Exercise aim. Check every line below for the string "ihren", and copy the lines that contain it.

Records provided.

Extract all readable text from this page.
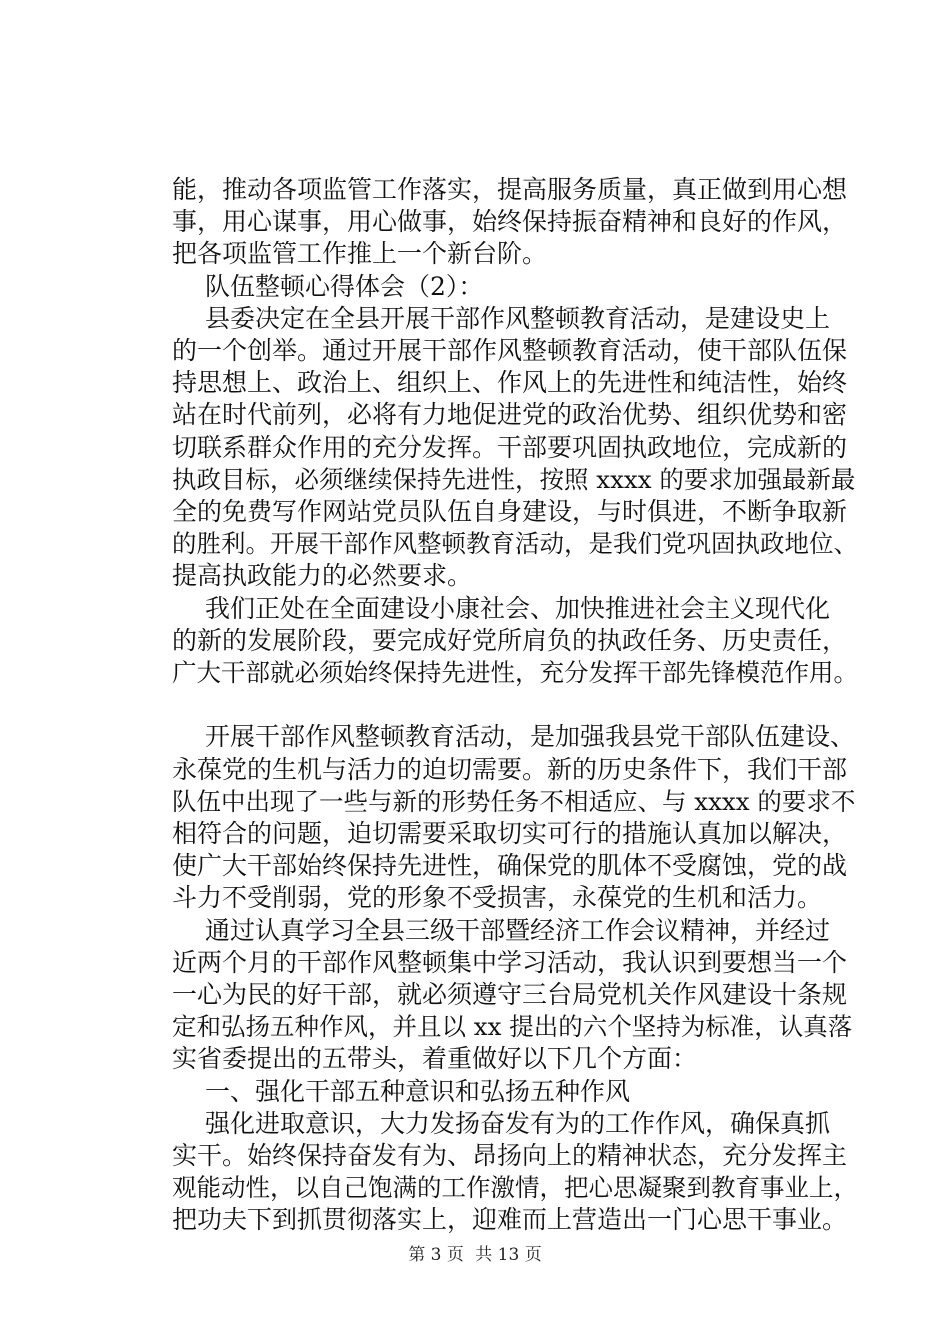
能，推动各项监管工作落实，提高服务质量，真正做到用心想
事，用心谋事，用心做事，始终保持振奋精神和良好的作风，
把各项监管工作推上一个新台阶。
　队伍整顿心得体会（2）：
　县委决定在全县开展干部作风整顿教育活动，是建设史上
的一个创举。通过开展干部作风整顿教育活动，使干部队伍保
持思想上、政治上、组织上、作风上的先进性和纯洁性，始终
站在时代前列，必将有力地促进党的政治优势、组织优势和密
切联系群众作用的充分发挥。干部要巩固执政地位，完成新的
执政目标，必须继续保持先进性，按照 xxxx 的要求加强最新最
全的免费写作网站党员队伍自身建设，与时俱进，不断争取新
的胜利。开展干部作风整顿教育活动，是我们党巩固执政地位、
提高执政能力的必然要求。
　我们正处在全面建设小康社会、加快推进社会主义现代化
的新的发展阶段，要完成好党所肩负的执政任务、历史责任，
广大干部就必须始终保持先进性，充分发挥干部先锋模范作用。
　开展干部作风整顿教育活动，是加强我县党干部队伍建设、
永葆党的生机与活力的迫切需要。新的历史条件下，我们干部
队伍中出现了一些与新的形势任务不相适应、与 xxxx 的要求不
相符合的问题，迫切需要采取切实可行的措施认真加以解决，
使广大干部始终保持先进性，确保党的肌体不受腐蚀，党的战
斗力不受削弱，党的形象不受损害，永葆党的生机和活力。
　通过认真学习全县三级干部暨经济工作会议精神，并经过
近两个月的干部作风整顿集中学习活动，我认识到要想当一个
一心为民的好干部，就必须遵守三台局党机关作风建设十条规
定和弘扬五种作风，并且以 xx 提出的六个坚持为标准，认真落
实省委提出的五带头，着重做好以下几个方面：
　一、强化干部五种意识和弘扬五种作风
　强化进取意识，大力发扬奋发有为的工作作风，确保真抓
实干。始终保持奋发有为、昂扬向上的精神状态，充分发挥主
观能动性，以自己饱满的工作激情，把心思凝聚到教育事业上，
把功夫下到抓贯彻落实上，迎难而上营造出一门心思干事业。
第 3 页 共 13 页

--

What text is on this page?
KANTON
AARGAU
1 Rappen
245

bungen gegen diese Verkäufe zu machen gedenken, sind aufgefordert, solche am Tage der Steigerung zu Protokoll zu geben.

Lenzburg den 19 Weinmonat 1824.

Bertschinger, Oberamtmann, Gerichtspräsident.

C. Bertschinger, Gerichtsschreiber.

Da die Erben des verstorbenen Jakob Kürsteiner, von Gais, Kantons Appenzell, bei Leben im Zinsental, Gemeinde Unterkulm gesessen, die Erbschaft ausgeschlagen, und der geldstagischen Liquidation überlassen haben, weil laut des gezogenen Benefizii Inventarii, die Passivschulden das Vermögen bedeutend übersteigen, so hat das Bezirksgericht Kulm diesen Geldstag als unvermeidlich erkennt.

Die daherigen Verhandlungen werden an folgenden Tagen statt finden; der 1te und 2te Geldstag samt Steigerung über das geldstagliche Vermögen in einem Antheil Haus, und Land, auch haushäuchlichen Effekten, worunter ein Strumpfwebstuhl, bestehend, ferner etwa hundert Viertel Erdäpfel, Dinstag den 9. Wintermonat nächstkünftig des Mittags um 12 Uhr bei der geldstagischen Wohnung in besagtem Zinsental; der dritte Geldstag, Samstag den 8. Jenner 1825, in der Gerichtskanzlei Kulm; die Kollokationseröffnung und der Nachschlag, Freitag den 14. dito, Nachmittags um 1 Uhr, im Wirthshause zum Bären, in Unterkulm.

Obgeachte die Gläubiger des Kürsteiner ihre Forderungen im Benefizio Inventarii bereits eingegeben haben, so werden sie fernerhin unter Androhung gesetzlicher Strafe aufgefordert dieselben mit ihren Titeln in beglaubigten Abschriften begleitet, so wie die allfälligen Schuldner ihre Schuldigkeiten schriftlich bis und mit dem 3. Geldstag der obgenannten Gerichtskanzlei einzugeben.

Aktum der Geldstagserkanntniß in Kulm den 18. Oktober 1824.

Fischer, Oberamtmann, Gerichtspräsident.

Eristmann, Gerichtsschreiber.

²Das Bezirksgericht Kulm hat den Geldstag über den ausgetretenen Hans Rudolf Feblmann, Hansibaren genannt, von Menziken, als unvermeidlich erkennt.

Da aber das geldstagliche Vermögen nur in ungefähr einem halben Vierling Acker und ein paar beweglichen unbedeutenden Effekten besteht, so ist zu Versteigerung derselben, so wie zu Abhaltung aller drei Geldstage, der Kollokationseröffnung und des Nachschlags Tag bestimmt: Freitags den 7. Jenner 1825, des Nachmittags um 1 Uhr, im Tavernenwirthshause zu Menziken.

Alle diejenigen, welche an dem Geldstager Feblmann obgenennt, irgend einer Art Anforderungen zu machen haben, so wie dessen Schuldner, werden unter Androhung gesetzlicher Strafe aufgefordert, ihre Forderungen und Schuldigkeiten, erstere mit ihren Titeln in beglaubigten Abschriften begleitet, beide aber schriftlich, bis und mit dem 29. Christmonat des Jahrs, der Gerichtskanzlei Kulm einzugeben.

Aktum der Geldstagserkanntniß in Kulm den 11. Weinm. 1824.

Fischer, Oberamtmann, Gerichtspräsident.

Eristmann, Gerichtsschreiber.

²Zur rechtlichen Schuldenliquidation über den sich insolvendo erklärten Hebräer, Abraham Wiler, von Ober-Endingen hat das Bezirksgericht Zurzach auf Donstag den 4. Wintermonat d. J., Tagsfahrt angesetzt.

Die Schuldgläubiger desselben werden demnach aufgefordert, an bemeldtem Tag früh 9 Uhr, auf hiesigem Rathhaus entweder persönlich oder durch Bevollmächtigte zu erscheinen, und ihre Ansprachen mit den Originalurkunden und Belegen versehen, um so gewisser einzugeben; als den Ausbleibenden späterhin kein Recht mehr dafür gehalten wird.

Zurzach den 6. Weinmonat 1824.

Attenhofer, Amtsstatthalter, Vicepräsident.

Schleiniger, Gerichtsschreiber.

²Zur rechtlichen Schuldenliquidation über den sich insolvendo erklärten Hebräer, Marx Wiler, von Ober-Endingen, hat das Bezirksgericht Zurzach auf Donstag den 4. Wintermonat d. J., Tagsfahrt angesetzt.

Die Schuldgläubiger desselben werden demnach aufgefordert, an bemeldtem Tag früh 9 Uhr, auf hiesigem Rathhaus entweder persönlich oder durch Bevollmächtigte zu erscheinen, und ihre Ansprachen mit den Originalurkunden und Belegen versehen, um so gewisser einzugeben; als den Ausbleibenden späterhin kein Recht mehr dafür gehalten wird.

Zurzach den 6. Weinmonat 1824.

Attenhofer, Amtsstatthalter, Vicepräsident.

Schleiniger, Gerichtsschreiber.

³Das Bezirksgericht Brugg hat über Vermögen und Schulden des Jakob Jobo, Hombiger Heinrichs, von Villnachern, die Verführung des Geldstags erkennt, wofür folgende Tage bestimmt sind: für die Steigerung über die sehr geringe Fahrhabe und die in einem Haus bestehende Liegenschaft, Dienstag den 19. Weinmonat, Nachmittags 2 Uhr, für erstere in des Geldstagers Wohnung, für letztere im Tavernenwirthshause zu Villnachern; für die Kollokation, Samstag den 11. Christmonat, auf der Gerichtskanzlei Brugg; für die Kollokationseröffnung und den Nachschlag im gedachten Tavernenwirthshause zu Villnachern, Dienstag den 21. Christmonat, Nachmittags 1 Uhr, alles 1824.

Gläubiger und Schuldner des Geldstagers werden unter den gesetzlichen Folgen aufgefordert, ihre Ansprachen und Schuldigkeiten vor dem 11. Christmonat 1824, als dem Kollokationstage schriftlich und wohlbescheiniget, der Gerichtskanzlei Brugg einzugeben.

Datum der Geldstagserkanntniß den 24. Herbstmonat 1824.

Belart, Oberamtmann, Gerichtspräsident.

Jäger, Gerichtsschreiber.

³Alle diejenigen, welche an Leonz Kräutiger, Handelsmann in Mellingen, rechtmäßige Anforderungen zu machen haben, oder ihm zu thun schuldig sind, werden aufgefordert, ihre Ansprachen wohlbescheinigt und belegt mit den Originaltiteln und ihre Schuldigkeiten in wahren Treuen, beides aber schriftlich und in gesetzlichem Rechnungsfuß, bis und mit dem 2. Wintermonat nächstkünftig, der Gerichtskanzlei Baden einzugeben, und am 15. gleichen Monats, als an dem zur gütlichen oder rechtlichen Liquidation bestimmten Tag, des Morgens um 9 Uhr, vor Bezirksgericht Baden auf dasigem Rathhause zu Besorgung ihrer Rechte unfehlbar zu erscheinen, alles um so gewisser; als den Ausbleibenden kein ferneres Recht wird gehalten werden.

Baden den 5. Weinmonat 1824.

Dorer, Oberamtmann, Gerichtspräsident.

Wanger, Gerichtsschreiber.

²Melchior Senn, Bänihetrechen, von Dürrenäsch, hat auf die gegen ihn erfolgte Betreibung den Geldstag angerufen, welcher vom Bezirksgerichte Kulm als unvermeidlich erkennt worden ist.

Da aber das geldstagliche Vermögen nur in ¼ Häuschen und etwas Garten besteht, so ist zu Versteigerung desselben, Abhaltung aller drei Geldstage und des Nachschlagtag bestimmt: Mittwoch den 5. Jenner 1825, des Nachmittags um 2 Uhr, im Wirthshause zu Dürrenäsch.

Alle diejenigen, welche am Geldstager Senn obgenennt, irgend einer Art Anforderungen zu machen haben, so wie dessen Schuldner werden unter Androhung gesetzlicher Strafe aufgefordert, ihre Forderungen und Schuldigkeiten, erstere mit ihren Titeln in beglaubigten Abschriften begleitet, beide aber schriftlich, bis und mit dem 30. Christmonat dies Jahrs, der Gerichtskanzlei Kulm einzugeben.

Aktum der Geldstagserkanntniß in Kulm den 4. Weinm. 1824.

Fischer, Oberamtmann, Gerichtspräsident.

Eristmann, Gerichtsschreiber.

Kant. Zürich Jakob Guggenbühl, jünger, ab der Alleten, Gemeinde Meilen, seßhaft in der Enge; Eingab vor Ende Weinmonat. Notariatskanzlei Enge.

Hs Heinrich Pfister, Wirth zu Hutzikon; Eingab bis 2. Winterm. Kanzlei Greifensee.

Result of the exercise.
Obgeachte die Gläubiger des Kürsteiner ihre Forderungen im Benefizio Inventarii bereits eingegeben haben, so werden sie fernerhin unter Androhung gesetzlicher Strafe aufgefordert dieselben mit ihren Titeln in beglaubigten Abschriften begleitet, so wie die allfälligen Schuldner ihre Schuldigkeiten schriftlich bis und mit dem 3. Geldstag der obgenannten Gerichtskanzlei einzugeben.
Alle diejenigen, welche an dem Geldstager Feblmann obgenennt, irgend einer Art Anforderungen zu machen haben, so wie dessen Schuldner, werden unter Androhung gesetzlicher Strafe aufgefordert, ihre Forderungen und Schuldigkeiten, erstere mit ihren Titeln in beglaubigten Abschriften begleitet, beide aber schriftlich, bis und mit dem 29. Christmonat des Jahrs, der Gerichtskanzlei Kulm einzugeben.
Alle diejenigen, welche am Geldstager Senn obgenennt, irgend einer Art Anforderungen zu machen haben, so wie dessen Schuldner werden unter Androhung gesetzlicher Strafe aufgefordert, ihre Forderungen und Schuldigkeiten, erstere mit ihren Titeln in beglaubigten Abschriften begleitet, beide aber schriftlich, bis und mit dem 30. Christmonat dies Jahrs, der Gerichtskanzlei Kulm einzugeben.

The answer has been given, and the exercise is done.